##### Rows #####

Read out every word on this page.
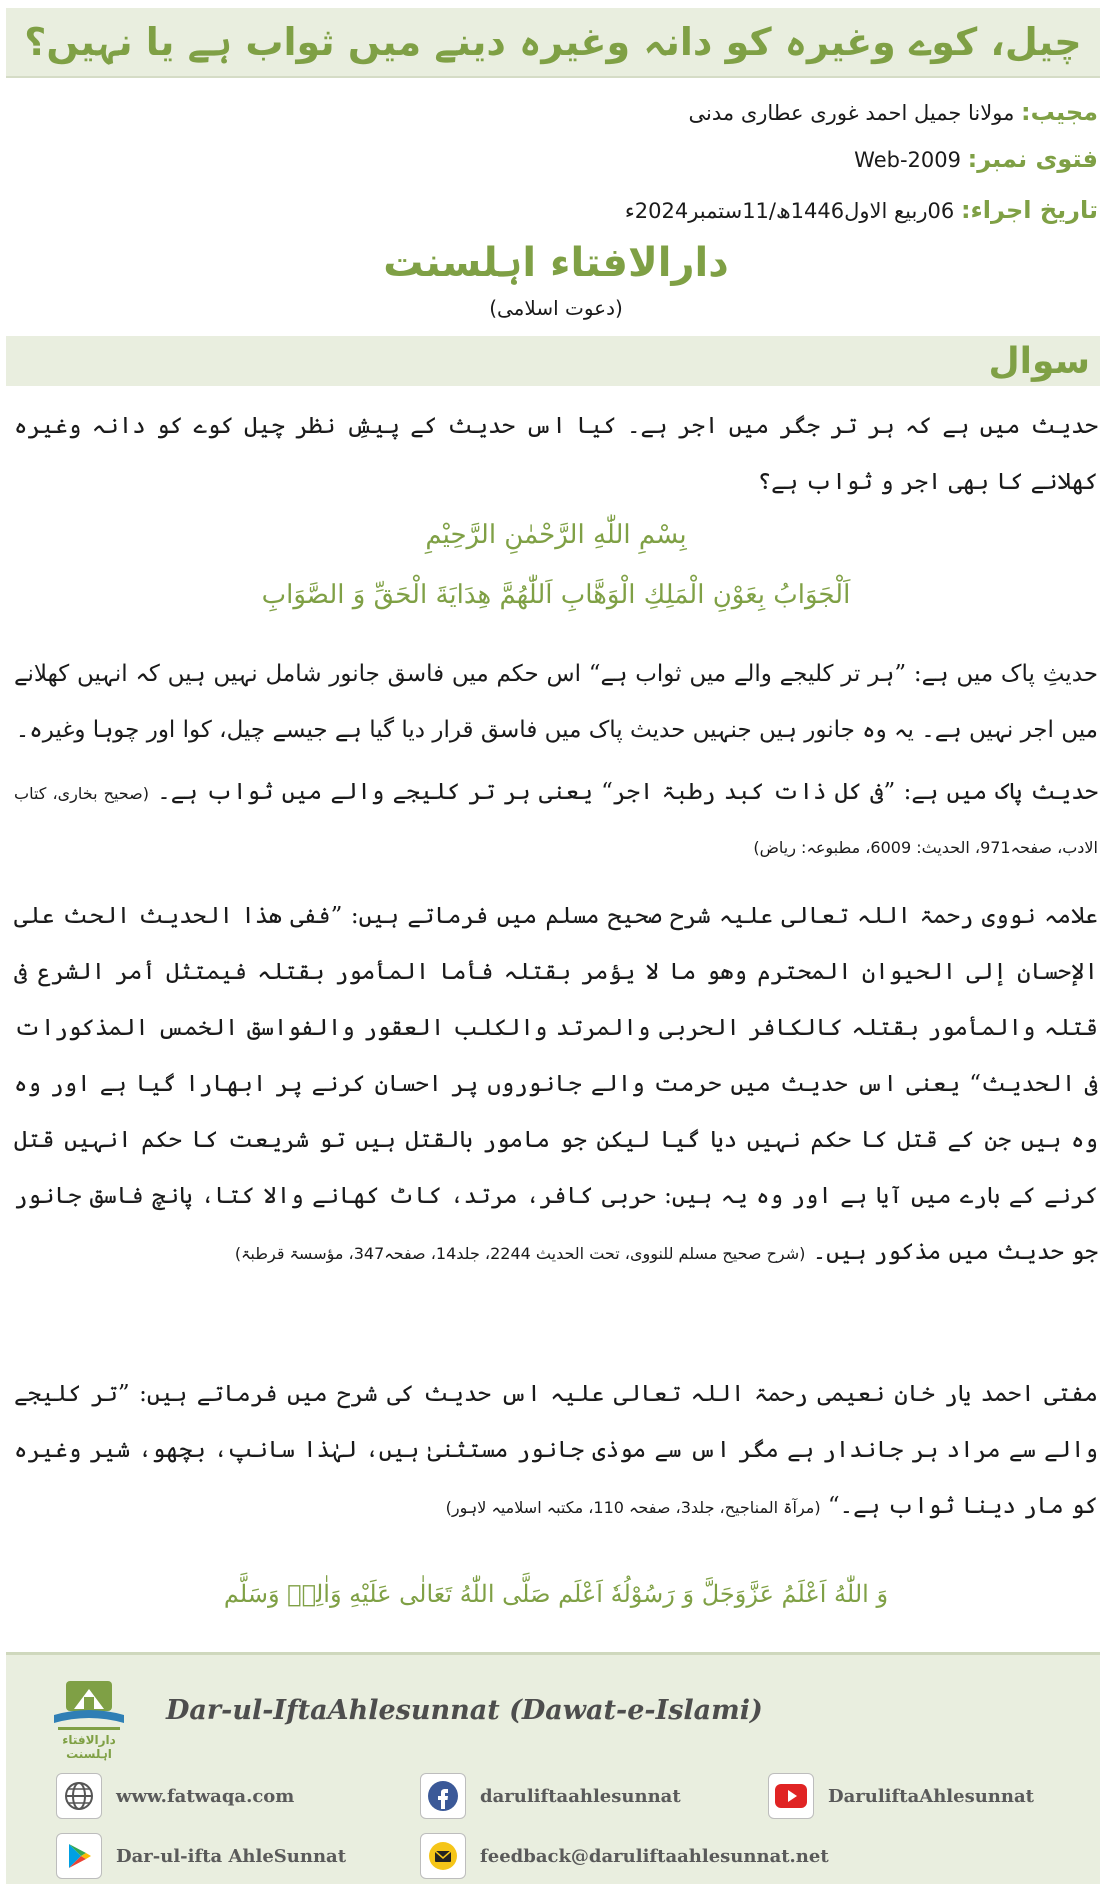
چیل، کوے وغیرہ کو دانہ وغیرہ دینے میں ثواب ہے یا نہیں؟
مجیب: مولانا جمیل احمد غوری عطاری مدنی
فتوی نمبر: Web-2009
تاریخ اجراء: 06ربیع الاول1446ھ/11ستمبر2024ء
دارالافتاء اہلسنت
(دعوت اسلامی)
سوال
حدیث میں ہے کہ ہر تر جگر میں اجر ہے۔ کیا اس حدیث کے پیشِ نظر چیل کوے کو دانہ وغیرہ کھلانے کا بھی اجر و ثواب ہے؟
بِسْمِ اللّٰهِ الرَّحْمٰنِ الرَّحِيْمِ
اَلْجَوَابُ بِعَوْنِ الْمَلِكِ الْوَهَّابِ اَللّٰهُمَّ هِدَايَةَ الْحَقِّ وَ الصَّوَابِ
حدیثِ پاک میں ہے: ”ہر تر کلیجے والے میں ثواب ہے“ اس حکم میں فاسق جانور شامل نہیں ہیں کہ انہیں کھلانے میں اجر نہیں ہے۔ یہ وہ جانور ہیں جنہیں حدیث پاک میں فاسق قرار دیا گیا ہے جیسے چیل، کوا اور چوہا وغیرہ۔
حدیث پاک میں ہے: ”فی کل ذات کبد رطبۃ اجر“ یعنی ہر تر کلیجے والے میں ثواب ہے۔ (صحیح بخاری، کتاب الادب، صفحہ971، الحدیث: 6009، مطبوعہ: ریاض)
علامہ نووی رحمۃ اللہ تعالی علیہ شرح صحیح مسلم میں فرماتے ہیں: ”ففی ھذا الحدیث الحث علی الإحسان إلی الحیوان المحترم وھو ما لا یؤمر بقتلہ فأما المأمور بقتلہ فیمتثل أمر الشرع فی قتلہ والمأمور بقتلہ کالکافر الحربی والمرتد والکلب العقور والفواسق الخمس المذکورات فی الحدیث“ یعنی اس حدیث میں حرمت والے جانوروں پر احسان کرنے پر ابھارا گیا ہے اور وہ وہ ہیں جن کے قتل کا حکم نہیں دیا گیا لیکن جو مامور بالقتل ہیں تو شریعت کا حکم انہیں قتل کرنے کے بارے میں آیا ہے اور وہ یہ ہیں: حربی کافر، مرتد، کاٹ کھانے والا کتا، پانچ فاسق جانور جو حدیث میں مذکور ہیں۔ (شرح صحیح مسلم للنووی، تحت الحدیث 2244، جلد14، صفحہ347، مؤسسۃ قرطبۃ)
مفتی احمد یار خان نعیمی رحمۃ اللہ تعالی علیہ اس حدیث کی شرح میں فرماتے ہیں: ”تر کلیجے والے سے مراد ہر جاندار ہے مگر اس سے موذی جانور مستثنیٰ ہیں، لہٰذا سانپ، بچھو، شیر وغیرہ کو مار دینا ثواب ہے۔“ (مرآۃ المناجیح، جلد3، صفحہ 110، مکتبہ اسلامیہ لاہور)
وَ اللّٰهُ اَعْلَمُ عَزَّوَجَلَّ وَ رَسُوْلُهٗ اَعْلَم صَلَّی اللّٰهُ تَعَالٰی عَلَيْهِ وَاٰلِهٖ وَسَلَّم
دارالافتاء اہلسنت
Dar-ul-IftaAhlesunnat (Dawat-e-Islami)
www.fatwaqa.com	daruliftaahlesunnat	DaruliftaAhlesunnat
Dar-ul-ifta AhleSunnat	feedback@daruliftaahlesunnat.net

#####

» **Required work**
Pick out and copy the lines of the entries that hold the string "اللہ".

» **Response to this task**
علامہ نووی رحمۃ اللہ تعالی علیہ شرح صحیح مسلم میں فرماتے ہیں: ”ففی ھذا الحدیث الحث علی الإحسان إلی الحیوان المحترم وھو ما لا یؤمر بقتلہ فأما المأمور بقتلہ فیمتثل أمر الشرع فی قتلہ والمأمور بقتلہ کالکافر الحربی والمرتد والکلب العقور والفواسق الخمس المذکورات فی الحدیث“ یعنی اس حدیث میں حرمت والے جانوروں پر احسان کرنے پر ابھارا گیا ہے اور وہ وہ ہیں جن کے قتل کا حکم نہیں دیا گیا لیکن جو مامور بالقتل ہیں تو شریعت کا حکم انہیں قتل کرنے کے بارے میں آیا ہے اور وہ یہ ہیں: حربی کافر، مرتد، کاٹ کھانے والا کتا، پانچ فاسق جانور جو حدیث میں مذکور ہیں۔ (شرح صحیح مسلم للنووی، تحت الحدیث 2244، جلد14، صفحہ347، مؤسسۃ قرطبۃ)
مفتی احمد یار خان نعیمی رحمۃ اللہ تعالی علیہ اس حدیث کی شرح میں فرماتے ہیں: ”تر کلیجے والے سے مراد ہر جاندار ہے مگر اس سے موذی جانور مستثنیٰ ہیں، لہٰذا سانپ، بچھو، شیر وغیرہ کو مار دینا ثواب ہے۔“ (مرآۃ المناجیح، جلد3، صفحہ 110، مکتبہ اسلامیہ لاہور)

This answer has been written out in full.